Locate the lines that hold the string "термины". Copy every such line.

• Recorded data:

------

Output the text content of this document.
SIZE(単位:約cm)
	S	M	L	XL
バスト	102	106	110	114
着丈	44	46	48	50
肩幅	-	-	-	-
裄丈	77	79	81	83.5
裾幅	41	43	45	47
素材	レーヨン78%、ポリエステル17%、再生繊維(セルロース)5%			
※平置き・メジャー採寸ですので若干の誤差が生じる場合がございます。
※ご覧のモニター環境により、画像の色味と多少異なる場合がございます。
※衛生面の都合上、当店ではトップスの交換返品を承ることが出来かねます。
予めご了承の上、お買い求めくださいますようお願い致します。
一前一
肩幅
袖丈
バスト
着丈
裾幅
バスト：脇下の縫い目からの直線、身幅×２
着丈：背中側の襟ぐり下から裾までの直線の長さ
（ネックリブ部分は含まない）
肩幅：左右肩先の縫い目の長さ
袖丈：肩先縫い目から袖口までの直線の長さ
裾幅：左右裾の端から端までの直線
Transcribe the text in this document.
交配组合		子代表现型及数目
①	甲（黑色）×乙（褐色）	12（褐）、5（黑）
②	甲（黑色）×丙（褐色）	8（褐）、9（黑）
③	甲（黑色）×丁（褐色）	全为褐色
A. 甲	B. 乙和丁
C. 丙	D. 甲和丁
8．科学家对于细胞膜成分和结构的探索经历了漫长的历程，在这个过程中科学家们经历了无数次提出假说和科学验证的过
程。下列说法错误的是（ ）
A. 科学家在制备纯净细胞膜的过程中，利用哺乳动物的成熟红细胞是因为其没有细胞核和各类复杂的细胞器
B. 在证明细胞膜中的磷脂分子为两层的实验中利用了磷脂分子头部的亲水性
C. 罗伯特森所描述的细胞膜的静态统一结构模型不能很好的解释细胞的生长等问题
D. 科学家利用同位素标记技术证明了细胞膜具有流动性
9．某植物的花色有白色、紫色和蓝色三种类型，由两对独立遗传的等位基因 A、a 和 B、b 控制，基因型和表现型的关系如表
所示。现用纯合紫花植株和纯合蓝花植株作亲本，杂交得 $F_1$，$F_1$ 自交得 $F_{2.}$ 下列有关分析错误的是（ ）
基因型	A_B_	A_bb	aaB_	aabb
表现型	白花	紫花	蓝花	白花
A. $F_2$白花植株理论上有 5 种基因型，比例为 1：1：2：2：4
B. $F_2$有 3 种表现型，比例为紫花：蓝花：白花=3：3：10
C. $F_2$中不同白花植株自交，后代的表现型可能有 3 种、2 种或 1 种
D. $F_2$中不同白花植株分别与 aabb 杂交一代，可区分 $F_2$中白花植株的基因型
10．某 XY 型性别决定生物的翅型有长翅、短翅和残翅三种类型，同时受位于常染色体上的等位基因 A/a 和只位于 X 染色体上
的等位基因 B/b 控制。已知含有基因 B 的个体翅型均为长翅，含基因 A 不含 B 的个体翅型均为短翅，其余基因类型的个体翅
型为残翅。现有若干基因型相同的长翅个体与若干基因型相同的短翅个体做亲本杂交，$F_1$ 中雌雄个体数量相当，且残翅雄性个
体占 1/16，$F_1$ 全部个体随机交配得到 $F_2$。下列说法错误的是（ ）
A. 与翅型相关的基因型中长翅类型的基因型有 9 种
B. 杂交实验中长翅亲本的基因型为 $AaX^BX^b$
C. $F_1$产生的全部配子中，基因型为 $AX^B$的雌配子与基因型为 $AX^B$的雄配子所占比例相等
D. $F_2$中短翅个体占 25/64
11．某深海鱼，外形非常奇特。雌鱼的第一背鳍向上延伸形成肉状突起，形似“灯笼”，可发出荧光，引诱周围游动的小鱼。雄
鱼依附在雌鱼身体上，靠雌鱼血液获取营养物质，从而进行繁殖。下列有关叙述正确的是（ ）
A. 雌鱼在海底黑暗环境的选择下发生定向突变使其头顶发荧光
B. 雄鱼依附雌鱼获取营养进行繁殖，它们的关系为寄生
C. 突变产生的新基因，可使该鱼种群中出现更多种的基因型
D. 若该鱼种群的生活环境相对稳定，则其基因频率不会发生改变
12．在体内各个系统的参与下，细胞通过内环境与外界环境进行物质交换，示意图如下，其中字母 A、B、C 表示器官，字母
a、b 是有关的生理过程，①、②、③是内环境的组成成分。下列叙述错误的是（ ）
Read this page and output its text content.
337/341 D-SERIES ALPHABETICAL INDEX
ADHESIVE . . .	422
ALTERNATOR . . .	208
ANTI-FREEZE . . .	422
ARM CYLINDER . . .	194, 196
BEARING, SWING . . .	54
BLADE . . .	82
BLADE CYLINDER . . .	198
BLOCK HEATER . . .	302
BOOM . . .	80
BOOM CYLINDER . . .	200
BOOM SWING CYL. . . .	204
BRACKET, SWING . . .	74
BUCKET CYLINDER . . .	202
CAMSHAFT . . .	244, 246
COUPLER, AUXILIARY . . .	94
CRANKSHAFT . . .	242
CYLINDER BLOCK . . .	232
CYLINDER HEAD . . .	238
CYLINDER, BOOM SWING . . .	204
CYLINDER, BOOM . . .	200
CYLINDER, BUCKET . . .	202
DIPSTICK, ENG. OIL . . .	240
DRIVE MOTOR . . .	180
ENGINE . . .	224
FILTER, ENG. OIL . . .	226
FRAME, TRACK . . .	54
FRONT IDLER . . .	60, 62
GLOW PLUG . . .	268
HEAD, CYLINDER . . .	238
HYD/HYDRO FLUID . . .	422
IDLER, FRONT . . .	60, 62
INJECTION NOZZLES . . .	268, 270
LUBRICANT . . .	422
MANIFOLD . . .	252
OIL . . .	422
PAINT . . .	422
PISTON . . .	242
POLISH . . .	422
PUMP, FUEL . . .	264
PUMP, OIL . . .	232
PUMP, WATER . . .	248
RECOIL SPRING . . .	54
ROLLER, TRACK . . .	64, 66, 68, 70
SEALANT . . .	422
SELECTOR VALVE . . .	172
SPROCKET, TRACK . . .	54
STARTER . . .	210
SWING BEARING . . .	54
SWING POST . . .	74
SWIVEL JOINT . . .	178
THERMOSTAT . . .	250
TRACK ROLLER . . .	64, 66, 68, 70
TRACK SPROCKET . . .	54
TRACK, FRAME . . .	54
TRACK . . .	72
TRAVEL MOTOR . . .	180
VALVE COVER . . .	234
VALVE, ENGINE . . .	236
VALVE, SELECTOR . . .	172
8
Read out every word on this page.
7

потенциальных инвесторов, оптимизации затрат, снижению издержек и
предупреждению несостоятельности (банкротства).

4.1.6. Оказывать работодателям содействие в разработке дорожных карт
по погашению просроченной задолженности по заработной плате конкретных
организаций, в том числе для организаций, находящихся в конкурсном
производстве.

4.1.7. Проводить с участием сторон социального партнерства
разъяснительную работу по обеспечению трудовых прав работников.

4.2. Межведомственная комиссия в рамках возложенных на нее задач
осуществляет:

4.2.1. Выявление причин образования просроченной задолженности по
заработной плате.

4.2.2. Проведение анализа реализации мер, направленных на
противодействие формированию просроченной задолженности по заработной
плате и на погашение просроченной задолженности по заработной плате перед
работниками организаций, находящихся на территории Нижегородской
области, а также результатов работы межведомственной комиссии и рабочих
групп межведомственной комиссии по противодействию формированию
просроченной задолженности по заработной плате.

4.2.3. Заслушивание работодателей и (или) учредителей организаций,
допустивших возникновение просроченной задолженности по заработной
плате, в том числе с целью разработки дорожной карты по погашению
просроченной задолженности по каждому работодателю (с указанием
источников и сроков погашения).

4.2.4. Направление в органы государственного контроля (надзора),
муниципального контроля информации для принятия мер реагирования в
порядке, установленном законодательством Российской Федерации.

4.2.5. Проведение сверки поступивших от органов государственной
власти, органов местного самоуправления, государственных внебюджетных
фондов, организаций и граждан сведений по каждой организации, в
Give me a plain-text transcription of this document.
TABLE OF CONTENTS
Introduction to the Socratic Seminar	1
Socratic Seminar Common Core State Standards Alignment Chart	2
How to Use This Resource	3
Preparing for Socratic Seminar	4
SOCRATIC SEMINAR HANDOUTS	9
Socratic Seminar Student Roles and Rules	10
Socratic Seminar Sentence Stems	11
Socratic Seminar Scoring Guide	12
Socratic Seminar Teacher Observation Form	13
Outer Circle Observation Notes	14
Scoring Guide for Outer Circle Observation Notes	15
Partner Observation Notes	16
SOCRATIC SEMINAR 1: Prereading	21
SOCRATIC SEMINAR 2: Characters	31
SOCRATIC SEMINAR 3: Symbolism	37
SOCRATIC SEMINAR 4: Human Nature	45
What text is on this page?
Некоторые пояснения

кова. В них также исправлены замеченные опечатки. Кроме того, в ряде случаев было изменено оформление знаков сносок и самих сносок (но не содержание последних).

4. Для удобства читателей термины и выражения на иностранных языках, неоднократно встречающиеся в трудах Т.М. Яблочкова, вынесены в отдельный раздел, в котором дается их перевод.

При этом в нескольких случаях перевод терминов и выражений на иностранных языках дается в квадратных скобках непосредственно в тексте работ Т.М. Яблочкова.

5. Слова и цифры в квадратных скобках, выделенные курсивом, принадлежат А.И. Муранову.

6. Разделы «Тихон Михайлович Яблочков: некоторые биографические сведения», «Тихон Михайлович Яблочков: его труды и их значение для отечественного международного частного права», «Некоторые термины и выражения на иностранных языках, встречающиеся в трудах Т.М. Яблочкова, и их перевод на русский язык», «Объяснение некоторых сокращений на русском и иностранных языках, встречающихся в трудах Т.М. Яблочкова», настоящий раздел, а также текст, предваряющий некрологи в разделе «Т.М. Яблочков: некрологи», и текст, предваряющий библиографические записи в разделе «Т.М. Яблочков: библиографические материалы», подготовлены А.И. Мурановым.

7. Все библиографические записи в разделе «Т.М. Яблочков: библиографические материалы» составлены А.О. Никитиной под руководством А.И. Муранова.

------

• RESPONSE BELOW:
4. Для удобства читателей термины и выражения на иностранных языках, неоднократно встречающиеся в трудах Т.М. Яблочкова, вынесены в отдельный раздел, в котором дается их перевод.
6. Разделы «Тихон Михайлович Яблочков: некоторые биографические сведения», «Тихон Михайлович Яблочков: его труды и их значение для отечественного международного частного права», «Некоторые термины и выражения на иностранных языках, встречающиеся в трудах Т.М. Яблочкова, и их перевод на русский язык», «Объяснение некоторых сокращений на русском и иностранных языках, встречающихся в трудах Т.М. Яблочкова», настоящий раздел, а также текст, предваряющий некрологи в разделе «Т.М. Яблочков: некрологи», и текст, предваряющий библиографические записи в разделе «Т.М. Яблочков: библиографические материалы», подготовлены А.И. Мурановым.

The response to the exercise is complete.